## What the task requires
Reproduce the records below exactly as they appear.

## Stored rows
# # # # # # #
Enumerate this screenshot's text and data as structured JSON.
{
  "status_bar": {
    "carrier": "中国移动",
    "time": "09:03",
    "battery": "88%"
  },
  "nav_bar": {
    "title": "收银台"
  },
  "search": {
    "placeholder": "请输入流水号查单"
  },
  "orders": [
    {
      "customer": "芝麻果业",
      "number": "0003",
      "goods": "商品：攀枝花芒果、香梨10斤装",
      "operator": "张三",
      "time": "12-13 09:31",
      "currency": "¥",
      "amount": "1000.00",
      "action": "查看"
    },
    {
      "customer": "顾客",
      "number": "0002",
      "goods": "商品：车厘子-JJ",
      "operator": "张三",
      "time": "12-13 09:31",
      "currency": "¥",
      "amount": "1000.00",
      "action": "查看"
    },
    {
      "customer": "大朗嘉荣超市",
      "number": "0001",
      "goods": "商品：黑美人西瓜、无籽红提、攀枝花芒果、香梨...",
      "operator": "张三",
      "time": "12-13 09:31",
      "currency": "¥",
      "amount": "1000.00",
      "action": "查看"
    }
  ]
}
# # # # # # #
## Final result
Enumerate this screenshot's text and data as structured JSON.
{
  "status_bar": {
    "carrier": "中国移动",
    "time": "09:03",
    "battery": "88%"
  },
  "nav_bar": {
    "title": "收银台"
  },
  "search": {
    "placeholder": "请输入流水号查单"
  },
  "orders": [
    {
      "customer": "芝麻果业",
      "number": "0003",
      "goods": "商品：攀枝花芒果、香梨10斤装",
      "operator": "张三",
      "time": "12-13 09:31",
      "currency": "¥",
      "amount": "1000.00",
      "action": "查看"
    },
    {
      "customer": "顾客",
      "number": "0002",
      "goods": "商品：车厘子-JJ",
      "operator": "张三",
      "time": "12-13 09:31",
      "currency": "¥",
      "amount": "1000.00",
      "action": "查看"
    },
    {
      "customer": "大朗嘉荣超市",
      "number": "0001",
      "goods": "商品：黑美人西瓜、无籽红提、攀枝花芒果、香梨...",
      "operator": "张三",
      "time": "12-13 09:31",
      "currency": "¥",
      "amount": "1000.00",
      "action": "查看"
    }
  ]
}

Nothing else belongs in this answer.